(Element and region data)
— START —

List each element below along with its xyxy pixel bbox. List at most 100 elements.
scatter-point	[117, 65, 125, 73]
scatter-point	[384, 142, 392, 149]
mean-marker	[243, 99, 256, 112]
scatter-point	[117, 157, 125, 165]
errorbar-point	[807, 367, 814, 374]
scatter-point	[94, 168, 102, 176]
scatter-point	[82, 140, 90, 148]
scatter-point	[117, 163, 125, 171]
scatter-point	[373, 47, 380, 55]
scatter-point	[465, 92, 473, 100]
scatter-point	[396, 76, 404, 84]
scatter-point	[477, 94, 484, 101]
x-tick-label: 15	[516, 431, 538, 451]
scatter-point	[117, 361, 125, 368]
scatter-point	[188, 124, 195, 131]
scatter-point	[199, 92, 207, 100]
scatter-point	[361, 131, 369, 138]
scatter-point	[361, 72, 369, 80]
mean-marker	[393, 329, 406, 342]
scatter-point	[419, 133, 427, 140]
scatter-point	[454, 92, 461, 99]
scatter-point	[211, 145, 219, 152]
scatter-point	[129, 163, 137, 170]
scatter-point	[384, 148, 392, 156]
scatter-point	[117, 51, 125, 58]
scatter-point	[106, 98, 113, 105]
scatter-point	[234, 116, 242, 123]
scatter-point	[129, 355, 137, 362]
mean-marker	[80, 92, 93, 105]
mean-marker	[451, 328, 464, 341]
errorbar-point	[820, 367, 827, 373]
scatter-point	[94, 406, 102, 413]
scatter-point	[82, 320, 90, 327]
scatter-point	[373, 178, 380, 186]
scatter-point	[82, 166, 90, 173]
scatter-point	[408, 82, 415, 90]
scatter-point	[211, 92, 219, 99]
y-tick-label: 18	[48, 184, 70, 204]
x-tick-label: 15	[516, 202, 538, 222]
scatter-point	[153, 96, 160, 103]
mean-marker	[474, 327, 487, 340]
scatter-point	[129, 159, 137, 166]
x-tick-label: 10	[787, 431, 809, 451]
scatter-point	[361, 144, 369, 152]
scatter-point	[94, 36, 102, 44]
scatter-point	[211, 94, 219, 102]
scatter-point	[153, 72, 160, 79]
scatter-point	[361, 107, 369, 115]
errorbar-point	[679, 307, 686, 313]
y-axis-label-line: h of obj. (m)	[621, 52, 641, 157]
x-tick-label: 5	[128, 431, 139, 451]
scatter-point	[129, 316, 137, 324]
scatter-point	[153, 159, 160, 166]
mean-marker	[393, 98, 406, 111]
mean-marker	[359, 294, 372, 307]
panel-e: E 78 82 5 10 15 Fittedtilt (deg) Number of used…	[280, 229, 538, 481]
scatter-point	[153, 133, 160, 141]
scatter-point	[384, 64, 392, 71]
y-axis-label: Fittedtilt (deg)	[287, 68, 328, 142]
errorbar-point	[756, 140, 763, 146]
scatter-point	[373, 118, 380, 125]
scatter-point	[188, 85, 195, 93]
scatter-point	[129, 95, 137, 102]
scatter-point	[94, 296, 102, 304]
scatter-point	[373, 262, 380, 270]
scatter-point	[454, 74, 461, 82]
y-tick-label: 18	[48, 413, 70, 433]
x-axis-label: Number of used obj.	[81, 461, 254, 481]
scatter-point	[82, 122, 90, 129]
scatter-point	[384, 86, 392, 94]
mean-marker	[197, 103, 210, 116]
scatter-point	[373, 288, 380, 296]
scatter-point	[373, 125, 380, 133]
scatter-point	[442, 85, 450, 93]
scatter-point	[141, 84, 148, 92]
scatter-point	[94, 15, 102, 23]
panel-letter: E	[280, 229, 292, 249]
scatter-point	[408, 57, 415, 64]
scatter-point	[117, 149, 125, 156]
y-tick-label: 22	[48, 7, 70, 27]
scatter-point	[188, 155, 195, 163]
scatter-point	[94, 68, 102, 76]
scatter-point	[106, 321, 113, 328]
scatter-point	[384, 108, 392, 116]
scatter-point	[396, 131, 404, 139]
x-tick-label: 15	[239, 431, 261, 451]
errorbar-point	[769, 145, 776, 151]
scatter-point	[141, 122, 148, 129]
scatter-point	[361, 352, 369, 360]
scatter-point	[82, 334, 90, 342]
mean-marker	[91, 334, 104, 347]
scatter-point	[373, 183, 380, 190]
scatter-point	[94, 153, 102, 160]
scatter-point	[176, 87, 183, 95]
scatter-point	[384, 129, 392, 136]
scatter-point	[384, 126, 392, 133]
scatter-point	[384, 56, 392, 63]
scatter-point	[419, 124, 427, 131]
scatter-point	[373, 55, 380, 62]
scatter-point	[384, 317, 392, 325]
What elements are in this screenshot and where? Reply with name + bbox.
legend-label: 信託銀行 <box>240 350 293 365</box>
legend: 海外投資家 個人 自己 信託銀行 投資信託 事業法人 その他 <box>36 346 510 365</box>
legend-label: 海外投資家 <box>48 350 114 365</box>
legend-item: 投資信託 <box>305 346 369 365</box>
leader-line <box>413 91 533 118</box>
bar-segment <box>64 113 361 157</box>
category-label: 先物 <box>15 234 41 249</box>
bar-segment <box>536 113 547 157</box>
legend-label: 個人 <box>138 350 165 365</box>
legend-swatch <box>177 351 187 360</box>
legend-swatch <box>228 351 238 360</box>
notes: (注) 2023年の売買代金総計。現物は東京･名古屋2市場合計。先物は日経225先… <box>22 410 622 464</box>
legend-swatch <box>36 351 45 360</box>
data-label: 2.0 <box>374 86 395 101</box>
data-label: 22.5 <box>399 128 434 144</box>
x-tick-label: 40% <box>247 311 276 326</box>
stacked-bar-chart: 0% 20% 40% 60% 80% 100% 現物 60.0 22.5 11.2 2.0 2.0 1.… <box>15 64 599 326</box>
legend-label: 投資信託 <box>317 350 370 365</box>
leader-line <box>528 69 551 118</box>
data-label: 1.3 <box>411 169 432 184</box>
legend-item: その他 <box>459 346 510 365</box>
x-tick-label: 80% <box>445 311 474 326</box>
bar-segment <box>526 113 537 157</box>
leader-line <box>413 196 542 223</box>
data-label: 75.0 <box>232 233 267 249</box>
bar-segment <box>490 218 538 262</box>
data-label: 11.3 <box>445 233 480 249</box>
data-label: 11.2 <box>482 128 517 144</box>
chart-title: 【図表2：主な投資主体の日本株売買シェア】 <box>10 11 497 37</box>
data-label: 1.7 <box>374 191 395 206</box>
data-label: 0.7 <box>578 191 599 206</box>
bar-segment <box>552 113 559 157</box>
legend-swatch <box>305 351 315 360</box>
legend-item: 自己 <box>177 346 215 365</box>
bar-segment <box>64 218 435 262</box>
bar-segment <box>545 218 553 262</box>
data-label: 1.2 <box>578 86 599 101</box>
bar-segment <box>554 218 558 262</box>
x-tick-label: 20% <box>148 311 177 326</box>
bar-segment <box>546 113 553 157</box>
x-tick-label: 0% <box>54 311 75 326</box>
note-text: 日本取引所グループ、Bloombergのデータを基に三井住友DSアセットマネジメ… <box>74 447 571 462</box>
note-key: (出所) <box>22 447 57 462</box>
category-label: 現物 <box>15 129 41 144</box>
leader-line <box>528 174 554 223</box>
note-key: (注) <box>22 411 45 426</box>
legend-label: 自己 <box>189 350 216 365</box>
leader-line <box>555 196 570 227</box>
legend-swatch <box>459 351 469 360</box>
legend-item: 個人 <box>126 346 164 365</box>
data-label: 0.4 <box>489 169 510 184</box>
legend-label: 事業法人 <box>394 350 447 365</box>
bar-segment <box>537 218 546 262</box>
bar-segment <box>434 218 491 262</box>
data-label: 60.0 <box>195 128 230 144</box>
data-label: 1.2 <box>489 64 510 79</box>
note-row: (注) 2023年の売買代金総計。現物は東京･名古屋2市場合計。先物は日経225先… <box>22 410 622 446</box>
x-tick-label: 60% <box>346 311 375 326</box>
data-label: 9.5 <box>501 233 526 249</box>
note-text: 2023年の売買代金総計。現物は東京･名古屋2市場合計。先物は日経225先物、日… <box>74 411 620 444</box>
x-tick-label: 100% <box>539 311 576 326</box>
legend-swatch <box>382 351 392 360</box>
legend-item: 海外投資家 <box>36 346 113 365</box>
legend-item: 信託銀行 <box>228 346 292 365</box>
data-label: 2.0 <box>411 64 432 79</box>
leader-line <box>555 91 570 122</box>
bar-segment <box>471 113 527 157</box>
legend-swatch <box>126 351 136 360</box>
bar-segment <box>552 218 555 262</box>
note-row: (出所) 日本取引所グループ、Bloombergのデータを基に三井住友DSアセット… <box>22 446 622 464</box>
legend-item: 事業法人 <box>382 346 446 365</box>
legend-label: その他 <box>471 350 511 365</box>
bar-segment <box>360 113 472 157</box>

— END —

_Exercise details_. Reproduce the listing verbatim, starting with its first line and going on through the line that contains "107, 369, 115]".

_The output_.
List each element below along with its xyxy pixel bbox. List at most 100 elements.
scatter-point	[117, 65, 125, 73]
scatter-point	[384, 142, 392, 149]
mean-marker	[243, 99, 256, 112]
scatter-point	[117, 157, 125, 165]
errorbar-point	[807, 367, 814, 374]
scatter-point	[94, 168, 102, 176]
scatter-point	[82, 140, 90, 148]
scatter-point	[117, 163, 125, 171]
scatter-point	[373, 47, 380, 55]
scatter-point	[465, 92, 473, 100]
scatter-point	[396, 76, 404, 84]
scatter-point	[477, 94, 484, 101]
x-tick-label: 15	[516, 431, 538, 451]
scatter-point	[117, 361, 125, 368]
scatter-point	[188, 124, 195, 131]
scatter-point	[199, 92, 207, 100]
scatter-point	[361, 131, 369, 138]
scatter-point	[361, 72, 369, 80]
mean-marker	[393, 329, 406, 342]
scatter-point	[419, 133, 427, 140]
scatter-point	[454, 92, 461, 99]
scatter-point	[211, 145, 219, 152]
scatter-point	[129, 163, 137, 170]
scatter-point	[384, 148, 392, 156]
scatter-point	[117, 51, 125, 58]
scatter-point	[106, 98, 113, 105]
scatter-point	[234, 116, 242, 123]
scatter-point	[129, 355, 137, 362]
mean-marker	[80, 92, 93, 105]
mean-marker	[451, 328, 464, 341]
errorbar-point	[820, 367, 827, 373]
scatter-point	[94, 406, 102, 413]
scatter-point	[82, 320, 90, 327]
scatter-point	[373, 178, 380, 186]
scatter-point	[82, 166, 90, 173]
scatter-point	[408, 82, 415, 90]
scatter-point	[211, 92, 219, 99]
y-tick-label: 18	[48, 184, 70, 204]
x-tick-label: 15	[516, 202, 538, 222]
scatter-point	[153, 96, 160, 103]
mean-marker	[474, 327, 487, 340]
scatter-point	[129, 159, 137, 166]
x-tick-label: 10	[787, 431, 809, 451]
scatter-point	[361, 144, 369, 152]
scatter-point	[94, 36, 102, 44]
scatter-point	[211, 94, 219, 102]
scatter-point	[153, 72, 160, 79]
scatter-point	[361, 107, 369, 115]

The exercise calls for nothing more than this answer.